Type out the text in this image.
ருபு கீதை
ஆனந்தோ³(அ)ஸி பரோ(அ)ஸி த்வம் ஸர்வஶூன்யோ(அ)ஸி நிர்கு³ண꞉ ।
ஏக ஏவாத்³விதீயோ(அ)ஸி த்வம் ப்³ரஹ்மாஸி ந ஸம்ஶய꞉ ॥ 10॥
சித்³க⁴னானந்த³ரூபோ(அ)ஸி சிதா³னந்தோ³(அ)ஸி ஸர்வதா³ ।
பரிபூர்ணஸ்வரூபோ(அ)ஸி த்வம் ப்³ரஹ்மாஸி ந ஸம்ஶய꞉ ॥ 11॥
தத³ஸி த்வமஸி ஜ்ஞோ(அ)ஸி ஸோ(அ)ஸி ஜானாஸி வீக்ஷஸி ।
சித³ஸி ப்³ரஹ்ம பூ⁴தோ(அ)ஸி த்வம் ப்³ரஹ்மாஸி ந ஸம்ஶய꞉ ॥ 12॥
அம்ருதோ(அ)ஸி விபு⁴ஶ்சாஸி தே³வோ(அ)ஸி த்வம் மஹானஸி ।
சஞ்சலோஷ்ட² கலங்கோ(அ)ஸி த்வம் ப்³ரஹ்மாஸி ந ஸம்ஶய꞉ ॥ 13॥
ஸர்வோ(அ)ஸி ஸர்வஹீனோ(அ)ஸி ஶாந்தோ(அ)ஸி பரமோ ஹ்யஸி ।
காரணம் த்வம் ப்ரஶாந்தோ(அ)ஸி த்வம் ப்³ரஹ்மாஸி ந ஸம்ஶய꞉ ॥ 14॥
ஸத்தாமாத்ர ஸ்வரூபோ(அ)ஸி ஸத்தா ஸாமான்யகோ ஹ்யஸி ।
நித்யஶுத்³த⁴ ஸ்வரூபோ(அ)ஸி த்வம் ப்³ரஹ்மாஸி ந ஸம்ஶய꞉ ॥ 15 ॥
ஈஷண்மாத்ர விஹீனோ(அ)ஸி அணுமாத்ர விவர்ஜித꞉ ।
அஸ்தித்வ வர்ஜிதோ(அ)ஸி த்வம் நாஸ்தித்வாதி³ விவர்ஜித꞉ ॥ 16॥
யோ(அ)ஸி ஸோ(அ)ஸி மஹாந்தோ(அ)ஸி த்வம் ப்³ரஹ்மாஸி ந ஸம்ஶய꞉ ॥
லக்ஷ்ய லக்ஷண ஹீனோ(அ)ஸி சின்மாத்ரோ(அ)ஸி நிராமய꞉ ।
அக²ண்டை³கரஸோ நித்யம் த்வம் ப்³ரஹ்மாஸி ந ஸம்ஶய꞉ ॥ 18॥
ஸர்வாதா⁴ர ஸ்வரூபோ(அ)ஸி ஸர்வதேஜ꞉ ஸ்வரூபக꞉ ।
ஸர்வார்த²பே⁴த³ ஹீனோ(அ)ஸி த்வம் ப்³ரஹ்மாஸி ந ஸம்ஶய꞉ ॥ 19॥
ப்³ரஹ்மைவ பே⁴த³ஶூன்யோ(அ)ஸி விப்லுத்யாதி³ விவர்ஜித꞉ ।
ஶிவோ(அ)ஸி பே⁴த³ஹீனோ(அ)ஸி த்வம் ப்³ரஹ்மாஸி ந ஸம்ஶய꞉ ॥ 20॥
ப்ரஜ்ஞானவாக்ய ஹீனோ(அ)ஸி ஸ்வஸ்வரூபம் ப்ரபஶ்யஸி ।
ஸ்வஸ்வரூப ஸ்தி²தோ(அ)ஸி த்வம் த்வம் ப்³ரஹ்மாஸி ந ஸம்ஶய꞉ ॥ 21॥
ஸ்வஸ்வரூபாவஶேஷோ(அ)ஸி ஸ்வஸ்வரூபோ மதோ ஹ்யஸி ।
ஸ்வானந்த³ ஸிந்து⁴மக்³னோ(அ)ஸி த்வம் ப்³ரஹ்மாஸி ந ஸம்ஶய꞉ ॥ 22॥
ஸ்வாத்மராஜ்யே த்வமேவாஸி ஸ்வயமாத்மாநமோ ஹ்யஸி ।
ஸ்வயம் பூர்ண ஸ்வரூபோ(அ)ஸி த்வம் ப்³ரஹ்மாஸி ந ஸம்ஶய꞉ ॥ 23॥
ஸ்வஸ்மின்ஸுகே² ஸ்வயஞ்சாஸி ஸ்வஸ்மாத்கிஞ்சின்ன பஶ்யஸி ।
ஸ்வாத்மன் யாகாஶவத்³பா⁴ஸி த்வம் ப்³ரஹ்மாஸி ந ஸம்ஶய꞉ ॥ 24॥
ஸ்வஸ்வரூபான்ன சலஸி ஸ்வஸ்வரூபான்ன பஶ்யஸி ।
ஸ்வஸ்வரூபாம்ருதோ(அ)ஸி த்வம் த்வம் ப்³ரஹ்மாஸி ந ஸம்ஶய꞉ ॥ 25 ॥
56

PROBLEM DETAILS
Write out every line exactly as it stands.

ANSWER TO THE TASK
Type out the text in this image.
ருபு கீதை
ஆனந்தோ³(அ)ஸி பரோ(அ)ஸி த்வம் ஸர்வஶூன்யோ(அ)ஸி நிர்கு³ண꞉ ।
ஏக ஏவாத்³விதீயோ(அ)ஸி த்வம் ப்³ரஹ்மாஸி ந ஸம்ஶய꞉ ॥ 10॥
சித்³க⁴னானந்த³ரூபோ(அ)ஸி சிதா³னந்தோ³(அ)ஸி ஸர்வதா³ ।
பரிபூர்ணஸ்வரூபோ(அ)ஸி த்வம் ப்³ரஹ்மாஸி ந ஸம்ஶய꞉ ॥ 11॥
தத³ஸி த்வமஸி ஜ்ஞோ(அ)ஸி ஸோ(அ)ஸி ஜானாஸி வீக்ஷஸி ।
சித³ஸி ப்³ரஹ்ம பூ⁴தோ(அ)ஸி த்வம் ப்³ரஹ்மாஸி ந ஸம்ஶய꞉ ॥ 12॥
அம்ருதோ(அ)ஸி விபு⁴ஶ்சாஸி தே³வோ(அ)ஸி த்வம் மஹானஸி ।
சஞ்சலோஷ்ட² கலங்கோ(அ)ஸி த்வம் ப்³ரஹ்மாஸி ந ஸம்ஶய꞉ ॥ 13॥
ஸர்வோ(அ)ஸி ஸர்வஹீனோ(அ)ஸி ஶாந்தோ(அ)ஸி பரமோ ஹ்யஸி ।
காரணம் த்வம் ப்ரஶாந்தோ(அ)ஸி த்வம் ப்³ரஹ்மாஸி ந ஸம்ஶய꞉ ॥ 14॥
ஸத்தாமாத்ர ஸ்வரூபோ(அ)ஸி ஸத்தா ஸாமான்யகோ ஹ்யஸி ।
நித்யஶுத்³த⁴ ஸ்வரூபோ(அ)ஸி த்வம் ப்³ரஹ்மாஸி ந ஸம்ஶய꞉ ॥ 15 ॥
ஈஷண்மாத்ர விஹீனோ(அ)ஸி அணுமாத்ர விவர்ஜித꞉ ।
அஸ்தித்வ வர்ஜிதோ(அ)ஸி த்வம் நாஸ்தித்வாதி³ விவர்ஜித꞉ ॥ 16॥
யோ(அ)ஸி ஸோ(அ)ஸி மஹாந்தோ(அ)ஸி த்வம் ப்³ரஹ்மாஸி ந ஸம்ஶய꞉ ॥
லக்ஷ்ய லக்ஷண ஹீனோ(அ)ஸி சின்மாத்ரோ(அ)ஸி நிராமய꞉ ।
அக²ண்டை³கரஸோ நித்யம் த்வம் ப்³ரஹ்மாஸி ந ஸம்ஶய꞉ ॥ 18॥
ஸர்வாதா⁴ர ஸ்வரூபோ(அ)ஸி ஸர்வதேஜ꞉ ஸ்வரூபக꞉ ।
ஸர்வார்த²பே⁴த³ ஹீனோ(அ)ஸி த்வம் ப்³ரஹ்மாஸி ந ஸம்ஶய꞉ ॥ 19॥
ப்³ரஹ்மைவ பே⁴த³ஶூன்யோ(அ)ஸி விப்லுத்யாதி³ விவர்ஜித꞉ ।
ஶிவோ(அ)ஸி பே⁴த³ஹீனோ(அ)ஸி த்வம் ப்³ரஹ்மாஸி ந ஸம்ஶய꞉ ॥ 20॥
ப்ரஜ்ஞானவாக்ய ஹீனோ(அ)ஸி ஸ்வஸ்வரூபம் ப்ரபஶ்யஸி ।
ஸ்வஸ்வரூப ஸ்தி²தோ(அ)ஸி த்வம் த்வம் ப்³ரஹ்மாஸி ந ஸம்ஶய꞉ ॥ 21॥
ஸ்வஸ்வரூபாவஶேஷோ(அ)ஸி ஸ்வஸ்வரூபோ மதோ ஹ்யஸி ।
ஸ்வானந்த³ ஸிந்து⁴மக்³னோ(அ)ஸி த்வம் ப்³ரஹ்மாஸி ந ஸம்ஶய꞉ ॥ 22॥
ஸ்வாத்மராஜ்யே த்வமேவாஸி ஸ்வயமாத்மாநமோ ஹ்யஸி ।
ஸ்வயம் பூர்ண ஸ்வரூபோ(அ)ஸி த்வம் ப்³ரஹ்மாஸி ந ஸம்ஶய꞉ ॥ 23॥
ஸ்வஸ்மின்ஸுகே² ஸ்வயஞ்சாஸி ஸ்வஸ்மாத்கிஞ்சின்ன பஶ்யஸி ।
ஸ்வாத்மன் யாகாஶவத்³பா⁴ஸி த்வம் ப்³ரஹ்மாஸி ந ஸம்ஶய꞉ ॥ 24॥
ஸ்வஸ்வரூபான்ன சலஸி ஸ்வஸ்வரூபான்ன பஶ்யஸி ।
ஸ்வஸ்வரூபாம்ருதோ(அ)ஸி த்வம் த்வம் ப்³ரஹ்மாஸி ந ஸம்ஶய꞉ ॥ 25 ॥
56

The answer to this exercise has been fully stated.